#### Information provided ####
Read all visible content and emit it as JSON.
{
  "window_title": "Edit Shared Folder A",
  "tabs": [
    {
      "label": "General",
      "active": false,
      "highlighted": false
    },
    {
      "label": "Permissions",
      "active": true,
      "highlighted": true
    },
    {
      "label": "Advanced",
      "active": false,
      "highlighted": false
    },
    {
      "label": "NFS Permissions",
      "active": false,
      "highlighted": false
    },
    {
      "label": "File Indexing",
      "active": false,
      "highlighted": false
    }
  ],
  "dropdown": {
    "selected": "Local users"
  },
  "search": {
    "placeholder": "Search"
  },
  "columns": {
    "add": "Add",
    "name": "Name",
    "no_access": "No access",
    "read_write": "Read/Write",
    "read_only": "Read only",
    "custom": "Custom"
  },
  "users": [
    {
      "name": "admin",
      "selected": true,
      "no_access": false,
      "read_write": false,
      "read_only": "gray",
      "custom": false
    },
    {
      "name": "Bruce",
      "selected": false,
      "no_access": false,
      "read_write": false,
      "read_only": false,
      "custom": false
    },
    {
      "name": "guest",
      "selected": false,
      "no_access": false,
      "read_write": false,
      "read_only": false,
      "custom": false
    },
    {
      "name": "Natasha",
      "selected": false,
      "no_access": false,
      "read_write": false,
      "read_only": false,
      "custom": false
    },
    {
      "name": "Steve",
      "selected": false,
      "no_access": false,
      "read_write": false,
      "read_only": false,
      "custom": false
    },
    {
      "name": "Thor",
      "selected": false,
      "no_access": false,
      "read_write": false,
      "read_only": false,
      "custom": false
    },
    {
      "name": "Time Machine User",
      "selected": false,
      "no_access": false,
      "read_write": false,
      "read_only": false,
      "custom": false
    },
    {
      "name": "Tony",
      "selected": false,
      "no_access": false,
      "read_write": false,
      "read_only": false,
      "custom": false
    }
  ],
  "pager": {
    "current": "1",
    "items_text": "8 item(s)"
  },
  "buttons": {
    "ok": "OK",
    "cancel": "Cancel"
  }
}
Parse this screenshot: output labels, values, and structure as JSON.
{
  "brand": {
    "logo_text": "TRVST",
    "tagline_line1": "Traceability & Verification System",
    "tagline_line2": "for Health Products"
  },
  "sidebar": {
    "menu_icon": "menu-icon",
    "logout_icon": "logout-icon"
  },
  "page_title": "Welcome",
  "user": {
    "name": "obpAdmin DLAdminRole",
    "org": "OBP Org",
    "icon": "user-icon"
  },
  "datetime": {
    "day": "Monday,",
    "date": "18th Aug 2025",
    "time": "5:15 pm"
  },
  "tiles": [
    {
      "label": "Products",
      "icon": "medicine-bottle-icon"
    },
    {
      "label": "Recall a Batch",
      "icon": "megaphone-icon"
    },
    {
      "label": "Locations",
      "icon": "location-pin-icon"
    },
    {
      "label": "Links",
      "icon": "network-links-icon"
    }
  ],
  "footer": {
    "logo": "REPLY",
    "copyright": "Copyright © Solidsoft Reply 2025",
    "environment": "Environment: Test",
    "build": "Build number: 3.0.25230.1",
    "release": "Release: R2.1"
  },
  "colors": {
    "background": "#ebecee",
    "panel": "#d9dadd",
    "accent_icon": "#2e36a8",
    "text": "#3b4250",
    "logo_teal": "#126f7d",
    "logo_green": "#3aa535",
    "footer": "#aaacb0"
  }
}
####
- What to produce: Quote the listing in full, please, keeping every line exact.

- Answer to this problem:
Read all visible content and emit it as JSON.
{
  "window_title": "Edit Shared Folder A",
  "tabs": [
    {
      "label": "General",
      "active": false,
      "highlighted": false
    },
    {
      "label": "Permissions",
      "active": true,
      "highlighted": true
    },
    {
      "label": "Advanced",
      "active": false,
      "highlighted": false
    },
    {
      "label": "NFS Permissions",
      "active": false,
      "highlighted": false
    },
    {
      "label": "File Indexing",
      "active": false,
      "highlighted": false
    }
  ],
  "dropdown": {
    "selected": "Local users"
  },
  "search": {
    "placeholder": "Search"
  },
  "columns": {
    "add": "Add",
    "name": "Name",
    "no_access": "No access",
    "read_write": "Read/Write",
    "read_only": "Read only",
    "custom": "Custom"
  },
  "users": [
    {
      "name": "admin",
      "selected": true,
      "no_access": false,
      "read_write": false,
      "read_only": "gray",
      "custom": false
    },
    {
      "name": "Bruce",
      "selected": false,
      "no_access": false,
      "read_write": false,
      "read_only": false,
      "custom": false
    },
    {
      "name": "guest",
      "selected": false,
      "no_access": false,
      "read_write": false,
      "read_only": false,
      "custom": false
    },
    {
      "name": "Natasha",
      "selected": false,
      "no_access": false,
      "read_write": false,
      "read_only": false,
      "custom": false
    },
    {
      "name": "Steve",
      "selected": false,
      "no_access": false,
      "read_write": false,
      "read_only": false,
      "custom": false
    },
    {
      "name": "Thor",
      "selected": false,
      "no_access": false,
      "read_write": false,
      "read_only": false,
      "custom": false
    },
    {
      "name": "Time Machine User",
      "selected": false,
      "no_access": false,
      "read_write": false,
      "read_only": false,
      "custom": false
    },
    {
      "name": "Tony",
      "selected": false,
      "no_access": false,
      "read_write": false,
      "read_only": false,
      "custom": false
    }
  ],
  "pager": {
    "current": "1",
    "items_text": "8 item(s)"
  },
  "buttons": {
    "ok": "OK",
    "cancel": "Cancel"
  }
}
Parse this screenshot: output labels, values, and structure as JSON.
{
  "brand": {
    "logo_text": "TRVST",
    "tagline_line1": "Traceability & Verification System",
    "tagline_line2": "for Health Products"
  },
  "sidebar": {
    "menu_icon": "menu-icon",
    "logout_icon": "logout-icon"
  },
  "page_title": "Welcome",
  "user": {
    "name": "obpAdmin DLAdminRole",
    "org": "OBP Org",
    "icon": "user-icon"
  },
  "datetime": {
    "day": "Monday,",
    "date": "18th Aug 2025",
    "time": "5:15 pm"
  },
  "tiles": [
    {
      "label": "Products",
      "icon": "medicine-bottle-icon"
    },
    {
      "label": "Recall a Batch",
      "icon": "megaphone-icon"
    },
    {
      "label": "Locations",
      "icon": "location-pin-icon"
    },
    {
      "label": "Links",
      "icon": "network-links-icon"
    }
  ],
  "footer": {
    "logo": "REPLY",
    "copyright": "Copyright © Solidsoft Reply 2025",
    "environment": "Environment: Test",
    "build": "Build number: 3.0.25230.1",
    "release": "Release: R2.1"
  },
  "colors": {
    "background": "#ebecee",
    "panel": "#d9dadd",
    "accent_icon": "#2e36a8",
    "text": "#3b4250",
    "logo_teal": "#126f7d",
    "logo_green": "#3aa535",
    "footer": "#aaacb0"
  }
}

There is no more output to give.